Répondez à ces questions d'après l'extrait sur les élites qui suit :
(a) Quel cas l'extrait donne-t-il entre parenthèses pour illustrer le mythe de l'élite efficace et intelligente ?
(b) Devant quoi les élites restent-elles impuissantes ?
(c) À quoi cette crise appelle-t-elle ?

Extrait choisi =
○ ○ ○

La thèse d'une élite efficace et gestionnaire est devenue l'expression d'une ingouvernabilité générale. Elle reste donc très ambiguë car elle est de ce fait porteuse de critiques tout à fait contradictoires. Le mythe de l'élite efficace et intelligente qui a alterné entre des moments de gloire et des moments de difficultés (cas du Mouvement National au Maroc entre hier et aujourd'hui) s'effondre peu à peu sous nos yeux dans l'indifférence générale. Elle est aujourd'hui associé à l'idée d'une pensée politique unique. Le cliché est fort car il est polyvalent et peut être utilisé sur plusieurs registres: celui de la fracture entre les élites et la nation, celui de l'incapacité des élites politiques et économiques à réformer la société ou même à la comprendre, celui des réseaux de solidarité qui unissent les groupes d'intérêts contre le pouvoir politique, celui du décalage entre le dire et le faire.
On n'en est donc pas à une contradiction près, les élites sont partout, monopolisent tout, mais restent impuissantes devant les problèmes de société. Enfermés dans leur monde élitiste, fonctionnant plutôt " à la domination ” et à la conservation de l'ordre social établi, à la connivence et au consensus, et pas assez au débat, elles font le jeu de la démagogie et de la prudence.
Cette crise appelle au débat et à la réflexion.

○ ○ ○

Fiches de données =
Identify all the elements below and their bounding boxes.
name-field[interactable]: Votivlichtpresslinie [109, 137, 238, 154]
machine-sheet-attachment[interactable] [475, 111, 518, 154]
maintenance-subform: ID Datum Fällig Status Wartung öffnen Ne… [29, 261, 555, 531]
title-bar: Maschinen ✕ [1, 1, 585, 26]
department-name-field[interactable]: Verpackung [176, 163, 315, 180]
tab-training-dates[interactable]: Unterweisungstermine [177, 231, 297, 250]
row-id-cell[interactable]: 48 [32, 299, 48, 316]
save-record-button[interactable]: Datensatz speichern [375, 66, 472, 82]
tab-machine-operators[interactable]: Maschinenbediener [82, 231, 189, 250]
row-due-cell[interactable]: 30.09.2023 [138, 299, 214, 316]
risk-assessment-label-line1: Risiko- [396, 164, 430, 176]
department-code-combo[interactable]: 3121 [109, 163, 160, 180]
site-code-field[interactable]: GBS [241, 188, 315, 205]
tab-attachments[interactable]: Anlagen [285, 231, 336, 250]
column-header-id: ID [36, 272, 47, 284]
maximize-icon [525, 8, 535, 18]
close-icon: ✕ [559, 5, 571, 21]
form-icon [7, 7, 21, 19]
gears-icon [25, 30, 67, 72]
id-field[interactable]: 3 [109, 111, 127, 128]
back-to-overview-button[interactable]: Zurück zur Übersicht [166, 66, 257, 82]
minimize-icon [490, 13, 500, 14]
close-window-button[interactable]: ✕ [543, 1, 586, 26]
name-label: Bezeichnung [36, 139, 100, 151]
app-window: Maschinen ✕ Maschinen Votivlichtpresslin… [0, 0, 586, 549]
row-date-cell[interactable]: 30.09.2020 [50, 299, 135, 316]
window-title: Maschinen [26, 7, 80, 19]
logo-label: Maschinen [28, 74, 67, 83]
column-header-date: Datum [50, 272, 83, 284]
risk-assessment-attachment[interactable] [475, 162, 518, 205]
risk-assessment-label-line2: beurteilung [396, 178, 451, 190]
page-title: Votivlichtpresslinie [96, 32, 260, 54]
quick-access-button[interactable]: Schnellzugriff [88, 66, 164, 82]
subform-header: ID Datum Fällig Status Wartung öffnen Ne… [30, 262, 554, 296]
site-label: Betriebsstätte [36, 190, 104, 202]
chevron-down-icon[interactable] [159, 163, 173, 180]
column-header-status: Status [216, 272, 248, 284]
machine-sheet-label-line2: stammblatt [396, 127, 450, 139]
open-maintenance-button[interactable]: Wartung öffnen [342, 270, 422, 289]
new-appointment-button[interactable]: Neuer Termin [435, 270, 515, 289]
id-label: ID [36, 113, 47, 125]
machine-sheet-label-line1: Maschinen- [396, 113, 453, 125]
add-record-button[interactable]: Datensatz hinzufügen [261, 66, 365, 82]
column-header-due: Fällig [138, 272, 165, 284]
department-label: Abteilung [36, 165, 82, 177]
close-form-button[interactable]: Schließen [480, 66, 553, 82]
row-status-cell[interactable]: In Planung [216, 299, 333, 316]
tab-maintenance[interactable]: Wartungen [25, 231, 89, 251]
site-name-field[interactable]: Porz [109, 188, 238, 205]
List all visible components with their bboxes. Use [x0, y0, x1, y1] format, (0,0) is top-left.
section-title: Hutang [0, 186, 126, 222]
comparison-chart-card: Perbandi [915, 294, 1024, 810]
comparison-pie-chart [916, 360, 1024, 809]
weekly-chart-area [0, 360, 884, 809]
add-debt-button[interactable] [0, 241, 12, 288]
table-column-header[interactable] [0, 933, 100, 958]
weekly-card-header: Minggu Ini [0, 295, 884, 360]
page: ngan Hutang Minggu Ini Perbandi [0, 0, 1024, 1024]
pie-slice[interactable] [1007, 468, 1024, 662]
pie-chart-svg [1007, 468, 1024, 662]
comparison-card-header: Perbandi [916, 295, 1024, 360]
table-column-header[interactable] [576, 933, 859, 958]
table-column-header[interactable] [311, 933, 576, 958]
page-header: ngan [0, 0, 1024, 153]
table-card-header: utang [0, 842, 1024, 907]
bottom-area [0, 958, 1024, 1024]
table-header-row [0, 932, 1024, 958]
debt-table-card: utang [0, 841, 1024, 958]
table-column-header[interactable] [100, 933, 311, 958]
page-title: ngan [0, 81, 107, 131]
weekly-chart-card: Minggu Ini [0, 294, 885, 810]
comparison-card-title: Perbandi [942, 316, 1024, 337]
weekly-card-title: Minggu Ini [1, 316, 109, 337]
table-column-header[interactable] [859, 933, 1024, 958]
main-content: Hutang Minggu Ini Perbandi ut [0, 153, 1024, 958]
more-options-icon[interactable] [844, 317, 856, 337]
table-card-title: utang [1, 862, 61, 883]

○ ○ ○

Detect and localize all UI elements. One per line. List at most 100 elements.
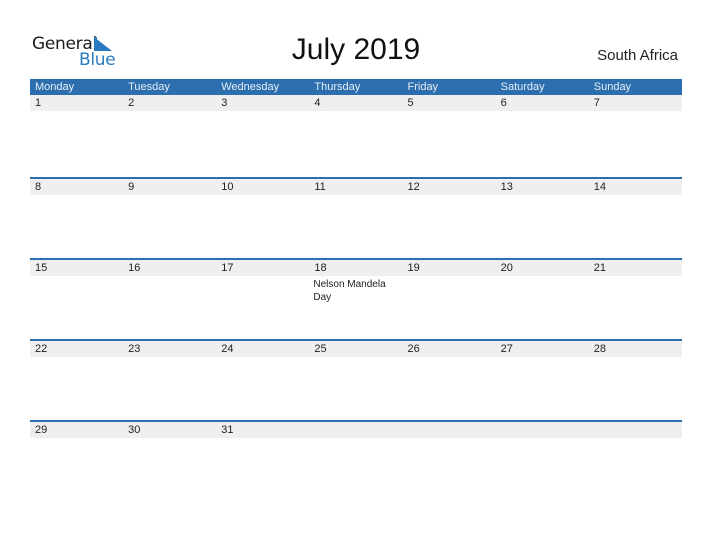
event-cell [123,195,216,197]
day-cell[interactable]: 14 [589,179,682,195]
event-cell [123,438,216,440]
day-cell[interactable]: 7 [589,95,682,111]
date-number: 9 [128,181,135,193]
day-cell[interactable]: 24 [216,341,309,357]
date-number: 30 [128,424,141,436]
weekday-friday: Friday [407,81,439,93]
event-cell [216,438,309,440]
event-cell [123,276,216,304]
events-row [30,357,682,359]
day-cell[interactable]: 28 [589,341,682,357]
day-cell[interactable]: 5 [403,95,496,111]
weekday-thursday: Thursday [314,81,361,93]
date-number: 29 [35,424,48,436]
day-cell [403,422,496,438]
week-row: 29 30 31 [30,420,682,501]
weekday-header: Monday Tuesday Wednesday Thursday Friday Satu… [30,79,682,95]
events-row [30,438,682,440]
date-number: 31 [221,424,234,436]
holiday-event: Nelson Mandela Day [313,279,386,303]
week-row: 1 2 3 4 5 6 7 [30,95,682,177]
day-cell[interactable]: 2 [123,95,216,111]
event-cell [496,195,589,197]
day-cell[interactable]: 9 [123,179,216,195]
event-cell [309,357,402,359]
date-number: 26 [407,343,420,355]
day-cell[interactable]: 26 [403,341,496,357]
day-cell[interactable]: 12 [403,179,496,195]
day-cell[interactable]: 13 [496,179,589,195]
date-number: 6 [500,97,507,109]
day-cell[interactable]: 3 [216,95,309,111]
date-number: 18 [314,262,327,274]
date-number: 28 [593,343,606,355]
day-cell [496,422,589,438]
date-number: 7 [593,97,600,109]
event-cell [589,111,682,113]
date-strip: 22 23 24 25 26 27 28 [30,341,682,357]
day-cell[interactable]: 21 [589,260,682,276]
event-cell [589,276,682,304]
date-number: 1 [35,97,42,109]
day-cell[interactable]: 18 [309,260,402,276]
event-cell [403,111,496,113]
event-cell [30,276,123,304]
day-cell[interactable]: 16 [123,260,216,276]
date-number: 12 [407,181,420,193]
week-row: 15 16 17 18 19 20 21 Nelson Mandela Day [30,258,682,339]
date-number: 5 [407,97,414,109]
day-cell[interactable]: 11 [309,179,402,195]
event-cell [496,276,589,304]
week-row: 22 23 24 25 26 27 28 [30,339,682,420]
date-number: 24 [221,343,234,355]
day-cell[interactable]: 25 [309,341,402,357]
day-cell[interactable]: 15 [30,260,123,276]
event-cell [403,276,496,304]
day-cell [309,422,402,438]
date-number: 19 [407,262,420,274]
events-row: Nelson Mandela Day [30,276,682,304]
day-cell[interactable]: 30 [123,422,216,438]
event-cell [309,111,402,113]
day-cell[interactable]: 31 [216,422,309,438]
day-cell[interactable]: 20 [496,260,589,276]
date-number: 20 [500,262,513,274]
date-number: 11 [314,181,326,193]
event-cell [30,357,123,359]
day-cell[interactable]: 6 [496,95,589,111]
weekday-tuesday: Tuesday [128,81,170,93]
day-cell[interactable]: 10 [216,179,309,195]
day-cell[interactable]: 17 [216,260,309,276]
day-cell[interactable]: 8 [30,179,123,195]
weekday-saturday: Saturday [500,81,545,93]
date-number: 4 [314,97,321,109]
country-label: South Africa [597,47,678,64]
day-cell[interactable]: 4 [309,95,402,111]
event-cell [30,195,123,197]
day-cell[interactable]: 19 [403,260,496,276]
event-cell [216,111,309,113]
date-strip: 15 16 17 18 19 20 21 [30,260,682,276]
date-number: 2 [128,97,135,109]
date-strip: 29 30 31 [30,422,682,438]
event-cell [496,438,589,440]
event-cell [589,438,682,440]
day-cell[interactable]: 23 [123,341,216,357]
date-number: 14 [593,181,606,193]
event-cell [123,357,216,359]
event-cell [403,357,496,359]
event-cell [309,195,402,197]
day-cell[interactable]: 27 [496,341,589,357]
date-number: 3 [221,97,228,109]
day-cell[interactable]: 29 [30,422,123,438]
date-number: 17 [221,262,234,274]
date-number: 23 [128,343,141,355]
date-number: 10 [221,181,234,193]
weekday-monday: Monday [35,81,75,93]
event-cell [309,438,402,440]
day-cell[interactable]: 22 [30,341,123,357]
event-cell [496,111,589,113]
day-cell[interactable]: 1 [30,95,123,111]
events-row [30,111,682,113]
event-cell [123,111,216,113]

○ ○ ○

Bonne réponse =
(a) Le cas du Mouvement National au Maroc, entre hier et aujourd'hui.
(b) Devant les problèmes de société.
(c) Au débat et à la réflexion.